- _Directions_
Pictures in the data below are not part of the copy; transcribe everything else exactly.

Data items:
┌────────

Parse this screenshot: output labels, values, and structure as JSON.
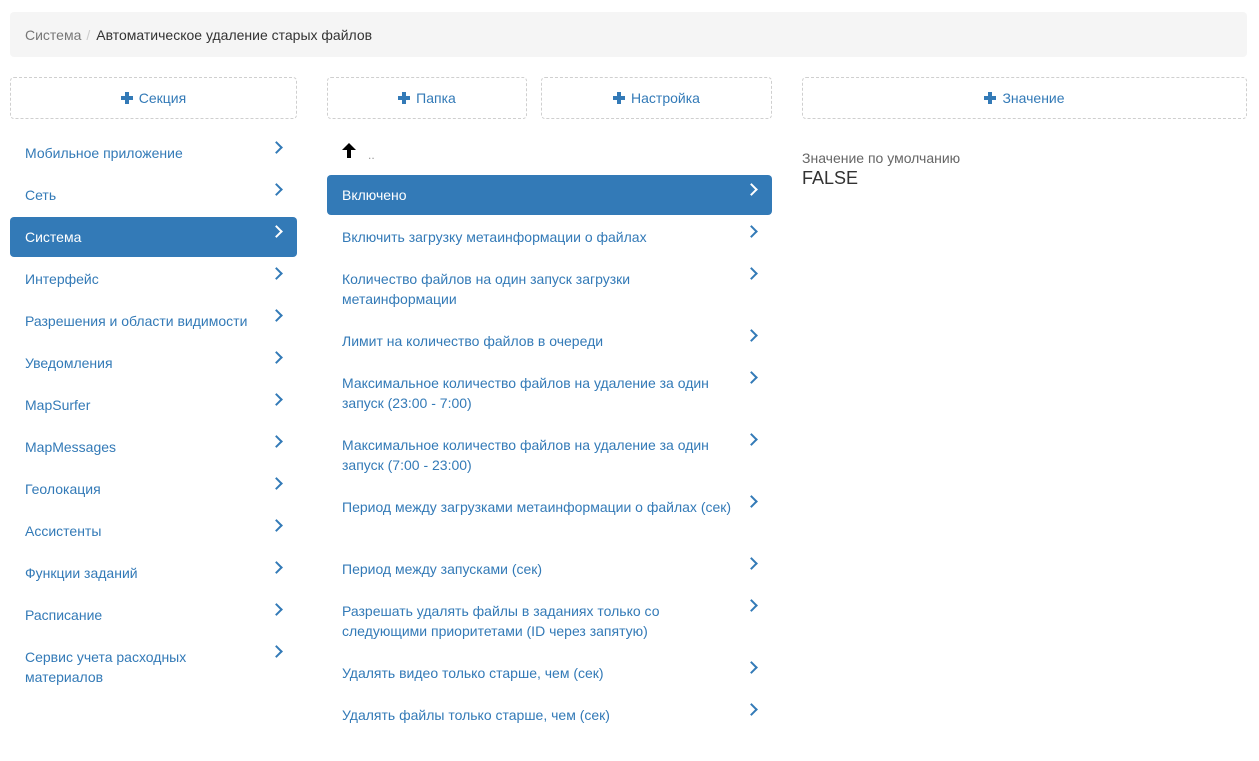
{
  "breadcrumb": {
    "parent": "Система",
    "separator": "/",
    "current": "Автоматическое удаление старых файлов"
  },
  "buttons": {
    "section": "Секция",
    "folder": "Папка",
    "setting": "Настройка",
    "value": "Значение",
    "icon": "plus-icon"
  },
  "sections": [
    {
      "label": "Мобильное приложение"
    },
    {
      "label": "Сеть"
    },
    {
      "label": "Система",
      "active": true
    },
    {
      "label": "Интерфейс"
    },
    {
      "label": "Разрешения и области видимости"
    },
    {
      "label": "Уведомления"
    },
    {
      "label": "MapSurfer"
    },
    {
      "label": "MapMessages"
    },
    {
      "label": "Геолокация"
    },
    {
      "label": "Ассистенты"
    },
    {
      "label": "Функции заданий"
    },
    {
      "label": "Расписание"
    },
    {
      "label": "Сервис учета расходных материалов"
    }
  ],
  "navigation": {
    "up_icon": "arrow-up-icon",
    "up_label": ".."
  },
  "settings": [
    {
      "label": "Включено",
      "active": true
    },
    {
      "label": "Включить загрузку метаинформации о файлах"
    },
    {
      "label": "Количество файлов на один запуск загрузки метаинформации"
    },
    {
      "label": "Лимит на количество файлов в очереди"
    },
    {
      "label": "Максимальное количество файлов на удаление за один запуск (23:00 - 7:00)"
    },
    {
      "label": "Максимальное количество файлов на удаление за один запуск (7:00 - 23:00)"
    },
    {
      "label": "Период между загрузками метаинформации о файлах (сек)"
    },
    {
      "label": "Период между запусками (сек)"
    },
    {
      "label": "Разрешать удалять файлы в заданиях только со следующими приоритетами (ID через запятую)"
    },
    {
      "label": "Удалять видео только старше, чем (сек)"
    },
    {
      "label": "Удалять файлы только старше, чем (сек)"
    }
  ],
  "value_panel": {
    "label": "Значение по умолчанию",
    "value": "FALSE"
  },
  "colors": {
    "accent": "#337ab7",
    "breadcrumb_bg": "#f5f5f5",
    "dashed_border": "#cfcfcf"
  }
}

└────────

- _Full output_
Parse this screenshot: output labels, values, and structure as JSON.
{
  "breadcrumb": {
    "parent": "Система",
    "separator": "/",
    "current": "Автоматическое удаление старых файлов"
  },
  "buttons": {
    "section": "Секция",
    "folder": "Папка",
    "setting": "Настройка",
    "value": "Значение",
    "icon": "plus-icon"
  },
  "sections": [
    {
      "label": "Мобильное приложение"
    },
    {
      "label": "Сеть"
    },
    {
      "label": "Система",
      "active": true
    },
    {
      "label": "Интерфейс"
    },
    {
      "label": "Разрешения и области видимости"
    },
    {
      "label": "Уведомления"
    },
    {
      "label": "MapSurfer"
    },
    {
      "label": "MapMessages"
    },
    {
      "label": "Геолокация"
    },
    {
      "label": "Ассистенты"
    },
    {
      "label": "Функции заданий"
    },
    {
      "label": "Расписание"
    },
    {
      "label": "Сервис учета расходных материалов"
    }
  ],
  "navigation": {
    "up_icon": "arrow-up-icon",
    "up_label": ".."
  },
  "settings": [
    {
      "label": "Включено",
      "active": true
    },
    {
      "label": "Включить загрузку метаинформации о файлах"
    },
    {
      "label": "Количество файлов на один запуск загрузки метаинформации"
    },
    {
      "label": "Лимит на количество файлов в очереди"
    },
    {
      "label": "Максимальное количество файлов на удаление за один запуск (23:00 - 7:00)"
    },
    {
      "label": "Максимальное количество файлов на удаление за один запуск (7:00 - 23:00)"
    },
    {
      "label": "Период между загрузками метаинформации о файлах (сек)"
    },
    {
      "label": "Период между запусками (сек)"
    },
    {
      "label": "Разрешать удалять файлы в заданиях только со следующими приоритетами (ID через запятую)"
    },
    {
      "label": "Удалять видео только старше, чем (сек)"
    },
    {
      "label": "Удалять файлы только старше, чем (сек)"
    }
  ],
  "value_panel": {
    "label": "Значение по умолчанию",
    "value": "FALSE"
  },
  "colors": {
    "accent": "#337ab7",
    "breadcrumb_bg": "#f5f5f5",
    "dashed_border": "#cfcfcf"
  }
}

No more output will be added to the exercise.